- [Stated problem]: Give only a count of the lines that include the string "name".

────────────────────────────────────────

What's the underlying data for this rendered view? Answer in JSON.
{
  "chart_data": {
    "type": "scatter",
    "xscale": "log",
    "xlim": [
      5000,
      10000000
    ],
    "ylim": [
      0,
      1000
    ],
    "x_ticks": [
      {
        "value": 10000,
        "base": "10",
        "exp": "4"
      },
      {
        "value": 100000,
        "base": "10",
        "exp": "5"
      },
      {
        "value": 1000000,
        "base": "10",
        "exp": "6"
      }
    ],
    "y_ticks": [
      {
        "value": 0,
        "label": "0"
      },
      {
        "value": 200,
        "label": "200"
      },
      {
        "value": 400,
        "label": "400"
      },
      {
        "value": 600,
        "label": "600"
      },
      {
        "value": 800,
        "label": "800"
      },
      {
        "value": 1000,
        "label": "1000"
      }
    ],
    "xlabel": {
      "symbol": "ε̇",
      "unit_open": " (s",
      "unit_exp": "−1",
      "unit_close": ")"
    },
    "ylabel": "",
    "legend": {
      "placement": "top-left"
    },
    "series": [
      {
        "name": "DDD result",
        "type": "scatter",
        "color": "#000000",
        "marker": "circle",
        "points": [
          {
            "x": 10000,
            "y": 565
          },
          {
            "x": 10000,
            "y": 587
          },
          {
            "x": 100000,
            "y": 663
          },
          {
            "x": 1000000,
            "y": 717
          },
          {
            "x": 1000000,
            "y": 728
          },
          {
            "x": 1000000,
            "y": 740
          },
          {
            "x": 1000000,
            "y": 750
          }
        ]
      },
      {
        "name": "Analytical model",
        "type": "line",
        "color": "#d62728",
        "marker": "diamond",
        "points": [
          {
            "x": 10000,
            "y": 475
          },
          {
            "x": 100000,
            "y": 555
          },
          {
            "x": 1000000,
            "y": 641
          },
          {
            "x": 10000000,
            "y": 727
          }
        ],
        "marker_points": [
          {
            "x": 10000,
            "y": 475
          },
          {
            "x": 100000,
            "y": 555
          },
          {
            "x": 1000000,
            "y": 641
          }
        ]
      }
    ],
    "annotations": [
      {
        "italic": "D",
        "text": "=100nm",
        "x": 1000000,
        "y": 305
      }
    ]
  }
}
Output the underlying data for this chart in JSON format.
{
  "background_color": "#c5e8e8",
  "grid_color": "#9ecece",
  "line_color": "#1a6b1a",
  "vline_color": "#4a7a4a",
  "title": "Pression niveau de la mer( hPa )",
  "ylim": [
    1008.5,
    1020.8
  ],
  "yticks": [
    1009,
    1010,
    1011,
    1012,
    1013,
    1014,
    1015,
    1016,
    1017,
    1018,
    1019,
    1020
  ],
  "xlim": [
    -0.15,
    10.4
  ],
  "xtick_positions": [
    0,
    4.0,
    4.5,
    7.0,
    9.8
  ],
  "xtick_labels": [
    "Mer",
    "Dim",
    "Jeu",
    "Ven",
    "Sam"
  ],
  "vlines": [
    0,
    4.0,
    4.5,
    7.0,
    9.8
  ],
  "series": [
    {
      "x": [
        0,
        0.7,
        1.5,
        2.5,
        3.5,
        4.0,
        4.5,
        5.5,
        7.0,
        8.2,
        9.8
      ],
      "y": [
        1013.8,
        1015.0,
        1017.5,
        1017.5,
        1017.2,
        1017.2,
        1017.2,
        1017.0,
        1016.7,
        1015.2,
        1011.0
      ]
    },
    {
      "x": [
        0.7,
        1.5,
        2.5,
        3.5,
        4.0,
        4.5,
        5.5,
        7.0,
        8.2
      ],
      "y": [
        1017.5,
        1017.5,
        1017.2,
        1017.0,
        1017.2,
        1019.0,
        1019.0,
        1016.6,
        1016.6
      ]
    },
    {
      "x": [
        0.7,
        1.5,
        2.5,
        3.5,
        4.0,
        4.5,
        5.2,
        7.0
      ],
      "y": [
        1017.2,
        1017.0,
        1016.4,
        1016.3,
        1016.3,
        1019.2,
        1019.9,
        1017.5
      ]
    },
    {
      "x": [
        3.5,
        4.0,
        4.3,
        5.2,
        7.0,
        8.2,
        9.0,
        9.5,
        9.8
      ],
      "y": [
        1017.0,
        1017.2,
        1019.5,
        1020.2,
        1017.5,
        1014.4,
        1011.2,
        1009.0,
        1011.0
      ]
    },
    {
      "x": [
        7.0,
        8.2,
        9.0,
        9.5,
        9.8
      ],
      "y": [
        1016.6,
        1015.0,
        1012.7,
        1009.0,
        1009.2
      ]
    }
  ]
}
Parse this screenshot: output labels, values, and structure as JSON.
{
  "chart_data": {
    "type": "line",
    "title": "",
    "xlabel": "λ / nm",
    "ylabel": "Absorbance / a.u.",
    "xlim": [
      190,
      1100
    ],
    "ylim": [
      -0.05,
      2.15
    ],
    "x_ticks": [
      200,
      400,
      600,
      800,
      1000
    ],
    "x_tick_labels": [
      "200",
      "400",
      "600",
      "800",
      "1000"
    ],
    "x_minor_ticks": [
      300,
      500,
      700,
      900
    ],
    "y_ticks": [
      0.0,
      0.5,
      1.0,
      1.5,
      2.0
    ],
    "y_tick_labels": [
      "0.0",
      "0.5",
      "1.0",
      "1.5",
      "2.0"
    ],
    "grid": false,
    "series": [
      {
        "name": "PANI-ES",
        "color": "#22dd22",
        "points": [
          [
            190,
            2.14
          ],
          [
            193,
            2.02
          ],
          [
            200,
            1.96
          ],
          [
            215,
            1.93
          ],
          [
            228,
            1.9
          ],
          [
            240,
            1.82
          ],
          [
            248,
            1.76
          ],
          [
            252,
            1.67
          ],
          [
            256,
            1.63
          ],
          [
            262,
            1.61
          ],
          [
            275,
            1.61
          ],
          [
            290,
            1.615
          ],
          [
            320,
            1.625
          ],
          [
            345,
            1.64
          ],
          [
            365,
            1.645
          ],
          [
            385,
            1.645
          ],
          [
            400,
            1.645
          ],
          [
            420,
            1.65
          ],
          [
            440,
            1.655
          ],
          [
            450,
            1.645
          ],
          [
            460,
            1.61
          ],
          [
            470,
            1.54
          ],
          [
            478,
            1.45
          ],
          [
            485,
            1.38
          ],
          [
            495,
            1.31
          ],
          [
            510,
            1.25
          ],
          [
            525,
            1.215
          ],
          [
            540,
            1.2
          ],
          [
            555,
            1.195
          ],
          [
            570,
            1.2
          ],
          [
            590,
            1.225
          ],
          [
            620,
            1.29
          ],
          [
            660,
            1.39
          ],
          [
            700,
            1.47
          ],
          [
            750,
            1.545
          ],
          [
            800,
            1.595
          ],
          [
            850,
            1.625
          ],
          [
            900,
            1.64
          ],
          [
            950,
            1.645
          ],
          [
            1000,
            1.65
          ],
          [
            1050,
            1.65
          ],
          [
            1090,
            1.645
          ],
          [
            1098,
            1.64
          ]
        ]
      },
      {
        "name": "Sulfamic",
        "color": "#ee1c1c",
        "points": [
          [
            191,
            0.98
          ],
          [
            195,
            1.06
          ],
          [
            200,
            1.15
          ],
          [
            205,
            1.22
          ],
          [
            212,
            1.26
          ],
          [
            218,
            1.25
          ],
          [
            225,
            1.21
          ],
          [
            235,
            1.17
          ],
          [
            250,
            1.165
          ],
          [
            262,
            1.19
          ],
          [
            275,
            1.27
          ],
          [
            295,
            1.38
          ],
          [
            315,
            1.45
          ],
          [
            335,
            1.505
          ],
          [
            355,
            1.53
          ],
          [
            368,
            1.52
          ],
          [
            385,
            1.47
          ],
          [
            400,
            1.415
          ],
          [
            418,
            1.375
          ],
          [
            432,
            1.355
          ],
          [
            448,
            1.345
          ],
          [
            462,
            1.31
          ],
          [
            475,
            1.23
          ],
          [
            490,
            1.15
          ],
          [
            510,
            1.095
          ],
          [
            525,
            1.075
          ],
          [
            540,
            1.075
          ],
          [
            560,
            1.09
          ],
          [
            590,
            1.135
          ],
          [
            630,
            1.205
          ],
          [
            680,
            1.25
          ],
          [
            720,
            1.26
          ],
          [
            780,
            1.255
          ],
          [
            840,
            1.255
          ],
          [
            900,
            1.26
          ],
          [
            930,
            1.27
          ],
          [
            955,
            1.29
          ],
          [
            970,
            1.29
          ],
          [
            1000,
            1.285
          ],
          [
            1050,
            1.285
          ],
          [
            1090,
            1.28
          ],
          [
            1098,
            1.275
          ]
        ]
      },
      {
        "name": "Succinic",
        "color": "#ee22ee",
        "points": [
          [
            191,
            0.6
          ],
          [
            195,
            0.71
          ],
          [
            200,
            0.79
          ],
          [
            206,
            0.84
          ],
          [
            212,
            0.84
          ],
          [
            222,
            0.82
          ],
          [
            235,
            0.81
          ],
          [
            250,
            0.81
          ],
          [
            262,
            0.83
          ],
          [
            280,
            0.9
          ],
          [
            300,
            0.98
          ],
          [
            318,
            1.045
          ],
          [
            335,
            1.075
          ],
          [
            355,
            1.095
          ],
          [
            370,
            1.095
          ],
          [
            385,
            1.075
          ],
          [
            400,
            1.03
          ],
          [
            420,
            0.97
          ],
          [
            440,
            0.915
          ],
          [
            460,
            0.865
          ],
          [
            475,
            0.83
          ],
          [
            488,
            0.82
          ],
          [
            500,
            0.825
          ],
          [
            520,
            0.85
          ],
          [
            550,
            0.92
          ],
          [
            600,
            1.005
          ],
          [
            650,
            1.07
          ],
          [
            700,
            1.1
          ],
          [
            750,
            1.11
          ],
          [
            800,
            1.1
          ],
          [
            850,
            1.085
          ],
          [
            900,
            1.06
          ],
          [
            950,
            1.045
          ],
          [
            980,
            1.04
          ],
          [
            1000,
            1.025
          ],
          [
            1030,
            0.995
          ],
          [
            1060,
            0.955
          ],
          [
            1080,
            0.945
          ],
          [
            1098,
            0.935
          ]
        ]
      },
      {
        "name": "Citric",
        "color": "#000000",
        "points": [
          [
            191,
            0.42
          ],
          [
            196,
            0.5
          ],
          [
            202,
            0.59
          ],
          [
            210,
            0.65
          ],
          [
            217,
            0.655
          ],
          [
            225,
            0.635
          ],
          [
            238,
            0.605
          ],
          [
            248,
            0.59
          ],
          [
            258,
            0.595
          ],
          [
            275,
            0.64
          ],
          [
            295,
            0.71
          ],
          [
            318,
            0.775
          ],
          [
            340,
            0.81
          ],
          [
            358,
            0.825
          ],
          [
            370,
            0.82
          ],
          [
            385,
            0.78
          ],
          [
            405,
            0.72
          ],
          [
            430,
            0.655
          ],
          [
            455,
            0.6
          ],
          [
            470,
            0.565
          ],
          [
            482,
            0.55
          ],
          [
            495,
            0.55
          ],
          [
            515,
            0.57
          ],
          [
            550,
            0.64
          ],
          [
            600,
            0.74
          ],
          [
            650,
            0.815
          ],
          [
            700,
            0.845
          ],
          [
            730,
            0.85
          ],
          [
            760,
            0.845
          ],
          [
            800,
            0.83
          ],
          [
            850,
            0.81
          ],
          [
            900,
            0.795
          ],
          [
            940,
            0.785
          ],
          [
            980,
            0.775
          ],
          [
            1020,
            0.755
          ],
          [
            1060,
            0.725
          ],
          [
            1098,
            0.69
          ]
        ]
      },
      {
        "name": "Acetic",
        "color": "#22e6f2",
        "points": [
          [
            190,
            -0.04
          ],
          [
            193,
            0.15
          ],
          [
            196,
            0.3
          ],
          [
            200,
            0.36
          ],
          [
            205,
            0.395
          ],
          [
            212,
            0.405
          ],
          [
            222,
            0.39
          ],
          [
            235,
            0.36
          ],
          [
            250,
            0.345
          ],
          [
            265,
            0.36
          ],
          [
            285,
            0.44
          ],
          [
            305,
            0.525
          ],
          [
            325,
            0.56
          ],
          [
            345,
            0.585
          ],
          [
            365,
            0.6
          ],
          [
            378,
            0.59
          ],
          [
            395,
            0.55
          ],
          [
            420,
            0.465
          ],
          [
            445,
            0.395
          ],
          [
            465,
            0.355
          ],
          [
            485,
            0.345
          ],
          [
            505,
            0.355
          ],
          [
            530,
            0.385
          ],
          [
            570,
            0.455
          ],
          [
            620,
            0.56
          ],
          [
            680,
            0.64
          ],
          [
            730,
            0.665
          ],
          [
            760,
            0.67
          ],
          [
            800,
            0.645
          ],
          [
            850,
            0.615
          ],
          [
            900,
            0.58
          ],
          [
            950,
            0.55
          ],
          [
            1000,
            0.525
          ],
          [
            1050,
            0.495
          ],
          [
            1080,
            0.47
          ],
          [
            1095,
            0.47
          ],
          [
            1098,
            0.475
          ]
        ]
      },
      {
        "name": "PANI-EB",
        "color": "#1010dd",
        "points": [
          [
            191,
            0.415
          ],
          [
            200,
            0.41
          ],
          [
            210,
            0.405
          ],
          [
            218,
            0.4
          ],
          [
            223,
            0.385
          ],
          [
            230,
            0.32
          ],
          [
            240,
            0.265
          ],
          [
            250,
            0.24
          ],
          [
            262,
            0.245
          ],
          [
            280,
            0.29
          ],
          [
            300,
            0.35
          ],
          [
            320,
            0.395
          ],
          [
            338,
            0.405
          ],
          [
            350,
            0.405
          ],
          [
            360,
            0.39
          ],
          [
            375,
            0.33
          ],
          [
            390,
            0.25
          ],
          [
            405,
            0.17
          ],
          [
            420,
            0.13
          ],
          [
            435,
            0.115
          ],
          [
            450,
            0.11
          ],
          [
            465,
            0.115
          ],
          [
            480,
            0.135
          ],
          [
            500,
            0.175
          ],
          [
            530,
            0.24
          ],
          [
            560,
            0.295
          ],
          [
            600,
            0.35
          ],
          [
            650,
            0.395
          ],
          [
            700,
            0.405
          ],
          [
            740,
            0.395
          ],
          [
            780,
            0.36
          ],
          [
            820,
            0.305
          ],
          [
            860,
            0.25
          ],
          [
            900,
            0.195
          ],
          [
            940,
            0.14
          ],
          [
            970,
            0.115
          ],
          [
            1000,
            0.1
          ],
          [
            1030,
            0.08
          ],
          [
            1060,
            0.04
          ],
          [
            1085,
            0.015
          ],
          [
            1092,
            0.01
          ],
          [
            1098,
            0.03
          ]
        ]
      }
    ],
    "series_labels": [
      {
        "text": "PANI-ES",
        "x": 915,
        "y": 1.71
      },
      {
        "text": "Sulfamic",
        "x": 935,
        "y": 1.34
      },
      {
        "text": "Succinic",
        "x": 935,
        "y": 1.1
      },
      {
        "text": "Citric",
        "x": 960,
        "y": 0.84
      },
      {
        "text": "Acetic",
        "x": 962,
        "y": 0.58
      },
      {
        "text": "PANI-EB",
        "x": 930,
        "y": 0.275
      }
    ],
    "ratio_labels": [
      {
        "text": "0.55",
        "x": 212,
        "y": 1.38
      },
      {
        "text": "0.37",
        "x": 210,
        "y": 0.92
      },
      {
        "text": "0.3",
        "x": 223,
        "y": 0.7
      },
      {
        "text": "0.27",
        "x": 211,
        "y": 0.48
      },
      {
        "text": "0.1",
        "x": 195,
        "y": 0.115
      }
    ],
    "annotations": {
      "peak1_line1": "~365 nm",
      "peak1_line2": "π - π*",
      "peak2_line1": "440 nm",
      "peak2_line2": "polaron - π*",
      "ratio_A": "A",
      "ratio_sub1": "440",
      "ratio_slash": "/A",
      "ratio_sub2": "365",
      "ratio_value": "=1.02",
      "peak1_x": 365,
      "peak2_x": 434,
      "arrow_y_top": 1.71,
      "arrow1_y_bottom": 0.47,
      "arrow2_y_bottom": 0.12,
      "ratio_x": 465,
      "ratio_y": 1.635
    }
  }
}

────────────────────────────────────────

- [Solution below]: 8